▶ AVAILABLE DATA
__________________________________________________
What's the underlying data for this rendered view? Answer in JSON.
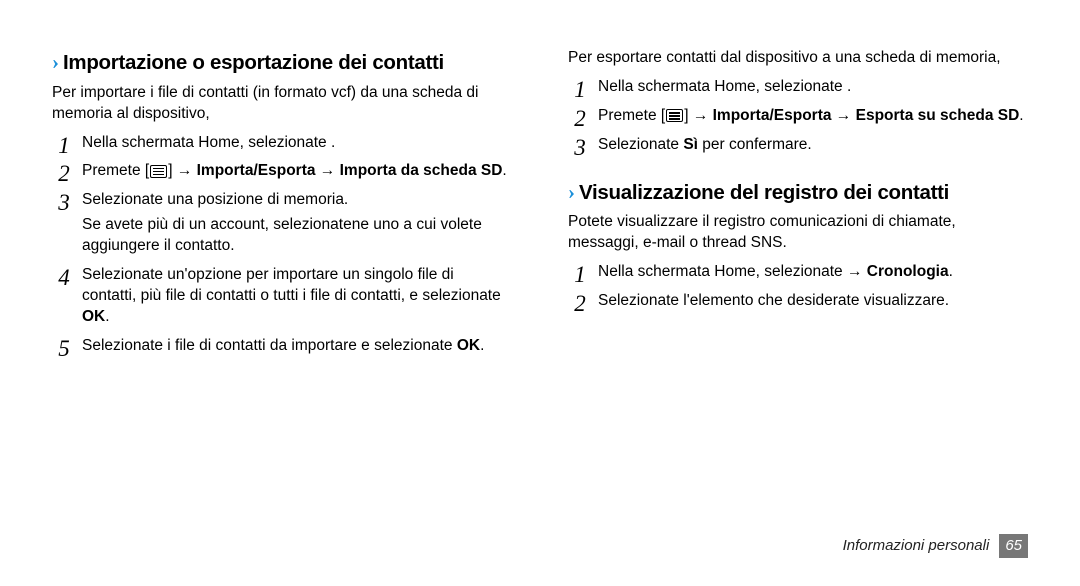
{
  "left": {
    "heading1": "Importazione o esportazione dei contatti",
    "para1": "Per importare i file di contatti (in formato vcf) da una scheda di memoria al dispositivo,",
    "steps1": {
      "s1": "Nella schermata Home, selezionate       .",
      "s2a": "Premete [",
      "s2b": "] → ",
      "s2c": "Importa/Esporta",
      "s2d": " → ",
      "s2e": "Importa da scheda SD",
      "s2f": ".",
      "s3": "Selezionate una posizione di memoria.",
      "s3sub": "Se avete più di un account, selezionatene uno a cui volete aggiungere il contatto.",
      "s4a": "Selezionate un'opzione per importare un singolo file di contatti, più file di contatti o tutti i file di contatti, e selezionate ",
      "s4b": "OK",
      "s4c": ".",
      "s5a": "Selezionate i file di contatti da importare e selezionate ",
      "s5b": "OK",
      "s5c": "."
    }
  },
  "right": {
    "para_top": "Per esportare contatti dal dispositivo a una scheda di memoria,",
    "stepsA": {
      "s1": "Nella schermata Home, selezionate       .",
      "s2a": "Premete [",
      "s2b": "] → ",
      "s2c": "Importa/Esporta",
      "s2d": " → ",
      "s2e": "Esporta su scheda SD",
      "s2f": ".",
      "s3a": "Selezionate ",
      "s3b": "Sì",
      "s3c": " per confermare."
    },
    "heading2": "Visualizzazione del registro dei contatti",
    "para2": "Potete visualizzare il registro comunicazioni di chiamate, messaggi, e-mail o thread SNS.",
    "stepsB": {
      "s1a": "Nella schermata Home, selezionate        → ",
      "s1b": "Cronologia",
      "s1c": ".",
      "s2": "Selezionate l'elemento che desiderate visualizzare."
    }
  },
  "footer": {
    "label": "Informazioni personali",
    "page": "65"
  }
}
__________________________________________________
▶ WHAT IS BEING ASKED
Reproduce all of the material exactly, apart from the pictures.

▶ FULL SOLUTION
What's the underlying data for this rendered view? Answer in JSON.
{
  "left": {
    "heading1": "Importazione o esportazione dei contatti",
    "para1": "Per importare i file di contatti (in formato vcf) da una scheda di memoria al dispositivo,",
    "steps1": {
      "s1": "Nella schermata Home, selezionate       .",
      "s2a": "Premete [",
      "s2b": "] → ",
      "s2c": "Importa/Esporta",
      "s2d": " → ",
      "s2e": "Importa da scheda SD",
      "s2f": ".",
      "s3": "Selezionate una posizione di memoria.",
      "s3sub": "Se avete più di un account, selezionatene uno a cui volete aggiungere il contatto.",
      "s4a": "Selezionate un'opzione per importare un singolo file di contatti, più file di contatti o tutti i file di contatti, e selezionate ",
      "s4b": "OK",
      "s4c": ".",
      "s5a": "Selezionate i file di contatti da importare e selezionate ",
      "s5b": "OK",
      "s5c": "."
    }
  },
  "right": {
    "para_top": "Per esportare contatti dal dispositivo a una scheda di memoria,",
    "stepsA": {
      "s1": "Nella schermata Home, selezionate       .",
      "s2a": "Premete [",
      "s2b": "] → ",
      "s2c": "Importa/Esporta",
      "s2d": " → ",
      "s2e": "Esporta su scheda SD",
      "s2f": ".",
      "s3a": "Selezionate ",
      "s3b": "Sì",
      "s3c": " per confermare."
    },
    "heading2": "Visualizzazione del registro dei contatti",
    "para2": "Potete visualizzare il registro comunicazioni di chiamate, messaggi, e-mail o thread SNS.",
    "stepsB": {
      "s1a": "Nella schermata Home, selezionate        → ",
      "s1b": "Cronologia",
      "s1c": ".",
      "s2": "Selezionate l'elemento che desiderate visualizzare."
    }
  },
  "footer": {
    "label": "Informazioni personali",
    "page": "65"
  }
}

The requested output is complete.